══ Supplied records ══

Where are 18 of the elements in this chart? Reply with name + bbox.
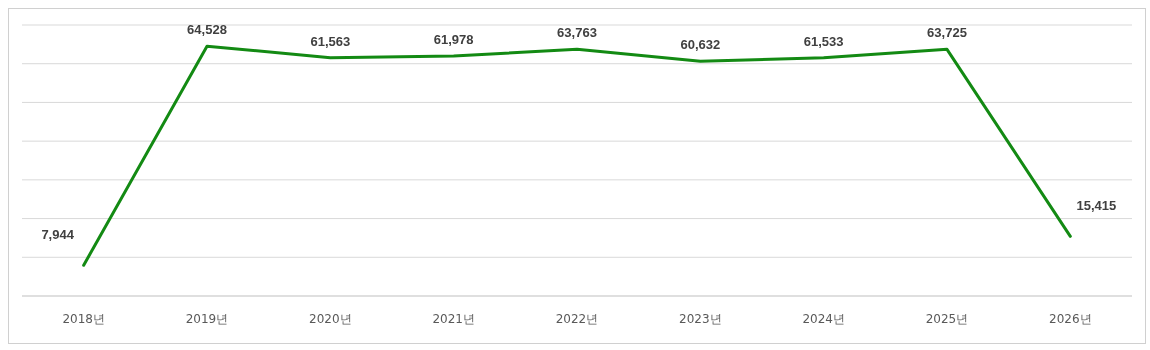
x-tick-label: 2021년	[432, 312, 475, 326]
data-label: 15,415	[1076, 198, 1117, 214]
data-label: 63,725	[927, 25, 967, 41]
x-tick-label: 2018년	[62, 312, 105, 326]
data-label: 61,563	[310, 33, 351, 49]
x-tick-label: 2023년	[679, 312, 722, 326]
x-tick-label: 2026년	[1049, 312, 1092, 326]
data-label: 61,978	[433, 32, 474, 48]
data-label: 60,632	[680, 37, 721, 53]
data-label: 7,944	[41, 227, 75, 243]
data-label: 64,528	[187, 22, 227, 38]
data-label: 61,533	[803, 33, 844, 49]
x-tick-label: 2025년	[925, 312, 969, 326]
data-label: 63,763	[557, 25, 597, 41]
x-tick-label: 2024년	[802, 312, 845, 326]
x-tick-label: 2019년	[185, 312, 229, 326]
x-tick-label: 2022년	[555, 312, 599, 326]
x-tick-label: 2020년	[309, 312, 352, 326]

═══

> **Given task**
Reproduce these items verbatim, leaving out the pictures.

> **Correct response**
Where are 18 of the elements in this chart? Reply with name + bbox.
x-tick-label: 2021년	[432, 312, 475, 326]
data-label: 15,415	[1076, 198, 1117, 214]
data-label: 63,725	[927, 25, 967, 41]
x-tick-label: 2018년	[62, 312, 105, 326]
data-label: 61,563	[310, 33, 351, 49]
x-tick-label: 2023년	[679, 312, 722, 326]
x-tick-label: 2026년	[1049, 312, 1092, 326]
data-label: 61,978	[433, 32, 474, 48]
data-label: 60,632	[680, 37, 721, 53]
data-label: 7,944	[41, 227, 75, 243]
data-label: 64,528	[187, 22, 227, 38]
data-label: 61,533	[803, 33, 844, 49]
x-tick-label: 2025년	[925, 312, 969, 326]
data-label: 63,763	[557, 25, 597, 41]
x-tick-label: 2024년	[802, 312, 845, 326]
x-tick-label: 2019년	[185, 312, 229, 326]
x-tick-label: 2022년	[555, 312, 599, 326]
x-tick-label: 2020년	[309, 312, 352, 326]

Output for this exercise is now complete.